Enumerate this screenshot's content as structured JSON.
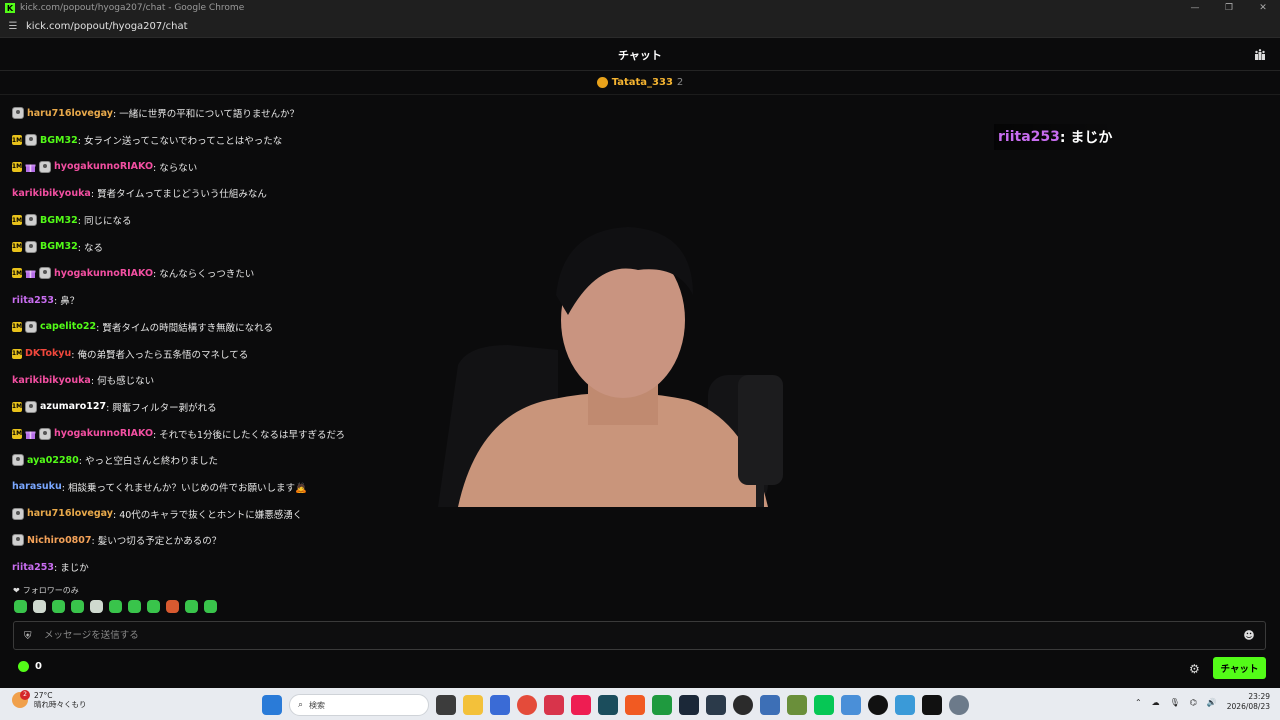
{
  "window": {
    "title": "kick.com/popout/hyoga207/chat - Google Chrome",
    "url": "kick.com/popout/hyoga207/chat"
  },
  "chat": {
    "title": "チャット",
    "pinned": {
      "user": "Tatata_333",
      "count": "2"
    },
    "messages": [
      {
        "user": "haru716lovegay",
        "text": ": 一緒に世界の平和について語りませんか？",
        "color": "#e8a94b",
        "sub": false,
        "gift": false,
        "avatar": true
      },
      {
        "user": "BGM32",
        "text": ": 女ライン送ってこないでわってことはやったな",
        "color": "#53fc18",
        "sub": true,
        "gift": false,
        "avatar": true
      },
      {
        "user": "hyogakunnoRIAKO",
        "text": ": ならない",
        "color": "#f24fa1",
        "sub": true,
        "gift": true,
        "avatar": true
      },
      {
        "user": "karikibikyouka",
        "text": ": 賢者タイムってまじどういう仕組みなん",
        "color": "#f24fa1",
        "sub": false,
        "gift": false,
        "avatar": false
      },
      {
        "user": "BGM32",
        "text": ": 同じになる",
        "color": "#53fc18",
        "sub": true,
        "gift": false,
        "avatar": true
      },
      {
        "user": "BGM32",
        "text": ": なる",
        "color": "#53fc18",
        "sub": true,
        "gift": false,
        "avatar": true
      },
      {
        "user": "hyogakunnoRIAKO",
        "text": ": なんならくっつきたい",
        "color": "#f24fa1",
        "sub": true,
        "gift": true,
        "avatar": true
      },
      {
        "user": "riita253",
        "text": ": 鼻？",
        "color": "#c86df0",
        "sub": false,
        "gift": false,
        "avatar": false
      },
      {
        "user": "capelito22",
        "text": ": 賢者タイムの時間結構すき無敵になれる",
        "color": "#53fc18",
        "sub": true,
        "gift": false,
        "avatar": true
      },
      {
        "user": "DKTokyu",
        "text": ": 俺の弟賢者入ったら五条悟のマネしてる",
        "color": "#f0473c",
        "sub": true,
        "gift": false,
        "avatar": false
      },
      {
        "user": "karikibikyouka",
        "text": ": 何も感じない",
        "color": "#f24fa1",
        "sub": false,
        "gift": false,
        "avatar": false
      },
      {
        "user": "azumaro127",
        "text": ": 興奮フィルター剥がれる",
        "color": "#ffffff",
        "sub": true,
        "gift": false,
        "avatar": true
      },
      {
        "user": "hyogakunnoRIAKO",
        "text": ": それでも1分後にしたくなるは早すぎるだろ",
        "color": "#f24fa1",
        "sub": true,
        "gift": true,
        "avatar": true
      },
      {
        "user": "aya02280",
        "text": ": やっと空白さんと終わりました",
        "color": "#53fc18",
        "sub": false,
        "gift": false,
        "avatar": true
      },
      {
        "user": "harasuku",
        "text": ": 相談乗ってくれませんか？いじめの件でお願いします🙇",
        "color": "#7aa7ff",
        "sub": false,
        "gift": false,
        "avatar": false
      },
      {
        "user": "haru716lovegay",
        "text": ": 40代のキャラで抜くとホントに嫌悪感湧く",
        "color": "#e8a94b",
        "sub": false,
        "gift": false,
        "avatar": true
      },
      {
        "user": "Nichiro0807",
        "text": ": 髪いつ切る予定とかあるの？",
        "color": "#f4a259",
        "sub": false,
        "gift": false,
        "avatar": true
      },
      {
        "user": "riita253",
        "text": ": まじか",
        "color": "#c86df0",
        "sub": false,
        "gift": false,
        "avatar": false
      }
    ],
    "sub_badge_text": "1M",
    "follower_only": "フォロワーのみ",
    "input_placeholder": "メッセージを送信する",
    "points": "0",
    "send_label": "チャット"
  },
  "overlay": {
    "user": "riita253",
    "text": " : まじか"
  },
  "taskbar": {
    "weather_temp": "27°C",
    "weather_desc": "晴れ時々くもり",
    "weather_badge": "2",
    "search_placeholder": "検索",
    "time": "23:29",
    "date": "2026/08/23"
  }
}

> **Problem statement**: Copy whichever lines in the listing above contain the word "chat".

> **Task answer**:
    "title": "kick.com/popout/hyoga207/chat - Google Chrome",
    "url": "kick.com/popout/hyoga207/chat"
  "chat": {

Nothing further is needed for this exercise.